** start of Records **

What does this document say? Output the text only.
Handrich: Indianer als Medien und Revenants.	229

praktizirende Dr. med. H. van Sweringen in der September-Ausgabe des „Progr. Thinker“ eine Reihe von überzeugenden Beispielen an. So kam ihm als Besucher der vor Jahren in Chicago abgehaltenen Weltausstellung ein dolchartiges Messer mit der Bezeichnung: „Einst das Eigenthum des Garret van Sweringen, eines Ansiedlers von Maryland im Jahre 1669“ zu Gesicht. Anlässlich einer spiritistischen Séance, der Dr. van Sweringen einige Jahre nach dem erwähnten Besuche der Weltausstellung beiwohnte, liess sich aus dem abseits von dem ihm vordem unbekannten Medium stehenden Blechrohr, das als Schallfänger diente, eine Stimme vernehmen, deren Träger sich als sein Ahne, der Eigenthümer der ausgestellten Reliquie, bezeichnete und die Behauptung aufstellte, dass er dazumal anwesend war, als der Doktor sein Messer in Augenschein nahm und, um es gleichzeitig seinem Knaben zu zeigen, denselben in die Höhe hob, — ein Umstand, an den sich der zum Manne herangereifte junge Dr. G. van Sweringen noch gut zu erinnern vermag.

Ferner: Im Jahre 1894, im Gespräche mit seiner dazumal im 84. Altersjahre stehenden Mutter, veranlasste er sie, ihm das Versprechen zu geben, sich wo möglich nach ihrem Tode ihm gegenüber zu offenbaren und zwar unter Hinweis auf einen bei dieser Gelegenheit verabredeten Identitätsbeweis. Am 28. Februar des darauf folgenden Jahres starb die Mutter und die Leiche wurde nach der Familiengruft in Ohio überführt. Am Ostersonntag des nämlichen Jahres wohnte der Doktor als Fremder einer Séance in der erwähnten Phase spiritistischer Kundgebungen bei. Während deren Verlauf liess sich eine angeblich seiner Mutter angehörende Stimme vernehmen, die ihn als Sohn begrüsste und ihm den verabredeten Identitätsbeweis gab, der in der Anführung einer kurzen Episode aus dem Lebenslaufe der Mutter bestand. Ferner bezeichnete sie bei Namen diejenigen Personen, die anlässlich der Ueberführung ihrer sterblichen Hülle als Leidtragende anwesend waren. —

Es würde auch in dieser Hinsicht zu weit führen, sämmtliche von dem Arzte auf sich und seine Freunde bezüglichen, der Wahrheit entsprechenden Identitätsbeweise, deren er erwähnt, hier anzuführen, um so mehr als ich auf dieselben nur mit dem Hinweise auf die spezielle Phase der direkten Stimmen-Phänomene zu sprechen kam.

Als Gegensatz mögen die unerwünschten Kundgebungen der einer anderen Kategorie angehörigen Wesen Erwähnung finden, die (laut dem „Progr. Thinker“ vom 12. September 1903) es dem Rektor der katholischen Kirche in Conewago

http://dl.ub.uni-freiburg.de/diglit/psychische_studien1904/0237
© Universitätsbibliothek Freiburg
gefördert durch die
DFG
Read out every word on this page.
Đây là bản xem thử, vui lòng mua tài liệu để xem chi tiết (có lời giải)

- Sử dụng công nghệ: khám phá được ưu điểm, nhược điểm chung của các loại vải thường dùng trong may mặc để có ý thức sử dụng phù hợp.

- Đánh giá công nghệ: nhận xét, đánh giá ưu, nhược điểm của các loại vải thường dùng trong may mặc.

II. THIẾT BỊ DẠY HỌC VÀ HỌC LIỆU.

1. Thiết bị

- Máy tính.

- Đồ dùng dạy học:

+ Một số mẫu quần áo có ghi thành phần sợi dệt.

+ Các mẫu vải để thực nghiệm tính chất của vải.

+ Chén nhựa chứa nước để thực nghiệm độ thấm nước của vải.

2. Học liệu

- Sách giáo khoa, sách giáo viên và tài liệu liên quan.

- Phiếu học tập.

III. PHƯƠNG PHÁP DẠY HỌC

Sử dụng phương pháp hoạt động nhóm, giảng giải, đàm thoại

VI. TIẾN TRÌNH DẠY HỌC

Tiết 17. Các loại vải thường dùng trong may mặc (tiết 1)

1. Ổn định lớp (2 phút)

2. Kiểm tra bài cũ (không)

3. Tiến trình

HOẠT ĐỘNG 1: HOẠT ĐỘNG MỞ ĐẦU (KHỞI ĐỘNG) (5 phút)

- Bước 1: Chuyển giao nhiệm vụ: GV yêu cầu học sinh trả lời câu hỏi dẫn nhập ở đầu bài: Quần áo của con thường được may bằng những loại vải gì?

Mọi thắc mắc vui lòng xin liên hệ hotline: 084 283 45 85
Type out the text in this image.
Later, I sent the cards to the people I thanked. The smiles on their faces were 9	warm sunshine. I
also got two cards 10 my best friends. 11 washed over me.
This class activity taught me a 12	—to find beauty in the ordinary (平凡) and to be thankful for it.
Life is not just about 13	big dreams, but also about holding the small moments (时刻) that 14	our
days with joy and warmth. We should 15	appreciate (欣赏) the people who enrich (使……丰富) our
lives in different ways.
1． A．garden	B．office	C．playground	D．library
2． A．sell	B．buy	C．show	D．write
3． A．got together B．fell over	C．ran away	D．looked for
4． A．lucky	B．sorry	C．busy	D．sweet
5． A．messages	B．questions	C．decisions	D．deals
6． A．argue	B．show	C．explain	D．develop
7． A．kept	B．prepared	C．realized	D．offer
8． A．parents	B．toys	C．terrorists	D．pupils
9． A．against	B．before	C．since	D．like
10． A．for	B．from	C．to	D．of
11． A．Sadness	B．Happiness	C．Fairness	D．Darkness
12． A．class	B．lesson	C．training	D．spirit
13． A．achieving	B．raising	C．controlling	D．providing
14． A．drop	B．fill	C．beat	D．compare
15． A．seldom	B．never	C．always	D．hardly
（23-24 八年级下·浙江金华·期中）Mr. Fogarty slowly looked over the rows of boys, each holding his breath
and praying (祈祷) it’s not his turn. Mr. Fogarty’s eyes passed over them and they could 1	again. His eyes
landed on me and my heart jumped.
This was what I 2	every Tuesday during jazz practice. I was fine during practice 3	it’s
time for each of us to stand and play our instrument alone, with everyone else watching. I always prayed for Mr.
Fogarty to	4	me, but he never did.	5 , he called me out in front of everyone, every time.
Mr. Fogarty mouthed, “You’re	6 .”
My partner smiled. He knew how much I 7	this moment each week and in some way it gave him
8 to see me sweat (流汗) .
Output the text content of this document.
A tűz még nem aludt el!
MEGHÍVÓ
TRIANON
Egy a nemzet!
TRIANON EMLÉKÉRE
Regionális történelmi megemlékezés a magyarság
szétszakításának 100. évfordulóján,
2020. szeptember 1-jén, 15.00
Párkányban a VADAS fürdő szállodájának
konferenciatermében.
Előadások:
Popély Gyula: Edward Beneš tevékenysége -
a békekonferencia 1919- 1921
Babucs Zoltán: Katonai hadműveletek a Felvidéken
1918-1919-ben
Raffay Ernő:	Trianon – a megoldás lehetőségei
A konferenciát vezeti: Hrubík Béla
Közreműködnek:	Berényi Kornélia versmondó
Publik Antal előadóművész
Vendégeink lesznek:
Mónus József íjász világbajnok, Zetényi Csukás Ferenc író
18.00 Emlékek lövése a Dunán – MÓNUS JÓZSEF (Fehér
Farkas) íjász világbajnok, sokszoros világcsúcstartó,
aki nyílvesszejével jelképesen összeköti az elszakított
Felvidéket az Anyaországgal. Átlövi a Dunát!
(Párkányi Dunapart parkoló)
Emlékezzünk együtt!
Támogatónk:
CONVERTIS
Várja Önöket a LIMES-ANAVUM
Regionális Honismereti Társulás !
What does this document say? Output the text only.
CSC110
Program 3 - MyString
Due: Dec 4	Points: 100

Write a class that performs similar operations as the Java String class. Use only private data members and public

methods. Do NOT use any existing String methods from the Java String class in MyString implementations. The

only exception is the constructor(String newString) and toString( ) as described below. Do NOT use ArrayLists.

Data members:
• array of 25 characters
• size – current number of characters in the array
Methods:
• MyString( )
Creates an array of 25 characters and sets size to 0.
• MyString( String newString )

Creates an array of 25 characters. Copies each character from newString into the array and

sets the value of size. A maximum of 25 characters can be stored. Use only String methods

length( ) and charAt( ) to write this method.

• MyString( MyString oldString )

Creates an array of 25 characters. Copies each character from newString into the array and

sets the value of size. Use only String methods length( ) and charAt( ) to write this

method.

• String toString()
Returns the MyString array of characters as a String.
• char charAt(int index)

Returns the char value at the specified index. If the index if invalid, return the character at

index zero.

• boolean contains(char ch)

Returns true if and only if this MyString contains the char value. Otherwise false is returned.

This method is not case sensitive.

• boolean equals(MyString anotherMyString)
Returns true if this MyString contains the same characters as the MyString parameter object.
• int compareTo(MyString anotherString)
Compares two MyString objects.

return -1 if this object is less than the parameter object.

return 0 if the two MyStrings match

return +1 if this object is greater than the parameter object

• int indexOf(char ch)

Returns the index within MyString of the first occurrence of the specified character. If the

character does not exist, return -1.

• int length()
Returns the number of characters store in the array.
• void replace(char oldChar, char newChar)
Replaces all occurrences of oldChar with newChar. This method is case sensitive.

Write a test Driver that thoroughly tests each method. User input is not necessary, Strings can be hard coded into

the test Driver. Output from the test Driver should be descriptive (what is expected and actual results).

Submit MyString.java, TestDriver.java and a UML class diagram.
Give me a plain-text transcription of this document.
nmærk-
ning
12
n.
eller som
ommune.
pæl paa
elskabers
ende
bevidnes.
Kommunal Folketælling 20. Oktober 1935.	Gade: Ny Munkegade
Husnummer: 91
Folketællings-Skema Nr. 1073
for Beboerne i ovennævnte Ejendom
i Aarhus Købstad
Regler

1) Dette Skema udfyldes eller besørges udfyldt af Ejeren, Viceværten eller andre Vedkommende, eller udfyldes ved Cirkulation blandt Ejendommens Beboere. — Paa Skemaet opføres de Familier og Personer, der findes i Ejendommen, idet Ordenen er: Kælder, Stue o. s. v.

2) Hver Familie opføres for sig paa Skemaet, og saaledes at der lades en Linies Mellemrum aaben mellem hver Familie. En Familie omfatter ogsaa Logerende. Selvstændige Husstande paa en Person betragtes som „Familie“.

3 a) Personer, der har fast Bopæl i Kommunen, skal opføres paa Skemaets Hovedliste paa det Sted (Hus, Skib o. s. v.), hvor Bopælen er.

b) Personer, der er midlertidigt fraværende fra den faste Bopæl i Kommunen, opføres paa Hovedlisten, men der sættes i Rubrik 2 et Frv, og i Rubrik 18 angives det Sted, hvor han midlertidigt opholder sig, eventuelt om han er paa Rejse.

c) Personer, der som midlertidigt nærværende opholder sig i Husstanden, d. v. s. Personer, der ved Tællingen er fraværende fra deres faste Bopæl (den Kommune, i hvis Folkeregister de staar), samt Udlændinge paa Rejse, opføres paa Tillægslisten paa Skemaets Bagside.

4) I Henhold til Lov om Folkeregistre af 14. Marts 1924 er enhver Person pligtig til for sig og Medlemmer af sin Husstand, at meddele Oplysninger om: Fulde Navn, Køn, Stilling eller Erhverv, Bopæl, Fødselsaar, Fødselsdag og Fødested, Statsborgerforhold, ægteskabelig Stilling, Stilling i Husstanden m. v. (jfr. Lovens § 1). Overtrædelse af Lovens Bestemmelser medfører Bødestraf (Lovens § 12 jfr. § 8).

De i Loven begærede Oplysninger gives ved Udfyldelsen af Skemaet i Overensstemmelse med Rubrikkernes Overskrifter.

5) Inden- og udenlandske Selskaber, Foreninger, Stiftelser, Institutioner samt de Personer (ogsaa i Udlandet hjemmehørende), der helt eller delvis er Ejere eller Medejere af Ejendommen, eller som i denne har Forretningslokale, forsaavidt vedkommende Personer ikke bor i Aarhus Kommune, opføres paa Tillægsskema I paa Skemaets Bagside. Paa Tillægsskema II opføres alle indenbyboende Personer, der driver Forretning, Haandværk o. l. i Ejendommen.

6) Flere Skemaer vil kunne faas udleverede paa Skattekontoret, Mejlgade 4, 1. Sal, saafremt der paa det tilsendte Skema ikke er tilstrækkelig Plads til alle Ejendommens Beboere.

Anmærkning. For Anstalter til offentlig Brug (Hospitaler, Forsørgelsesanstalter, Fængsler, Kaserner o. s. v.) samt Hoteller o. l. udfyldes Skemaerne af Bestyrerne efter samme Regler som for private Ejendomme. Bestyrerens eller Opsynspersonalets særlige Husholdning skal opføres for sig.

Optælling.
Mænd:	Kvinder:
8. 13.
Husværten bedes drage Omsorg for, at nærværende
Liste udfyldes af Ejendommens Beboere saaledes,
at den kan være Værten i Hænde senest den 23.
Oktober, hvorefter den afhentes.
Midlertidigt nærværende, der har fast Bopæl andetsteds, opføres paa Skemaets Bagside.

** end of Records **

- _Task instructions_: Locate and copy each line in the data above that includes the word "size".

- _Task response_:
• size – current number of characters in the array
Creates an array of 25 characters and sets size to 0.
sets the value of size. A maximum of 25 characters can be stored. Use only String methods
sets the value of size. Use only String methods length( ) and charAt( ) to write this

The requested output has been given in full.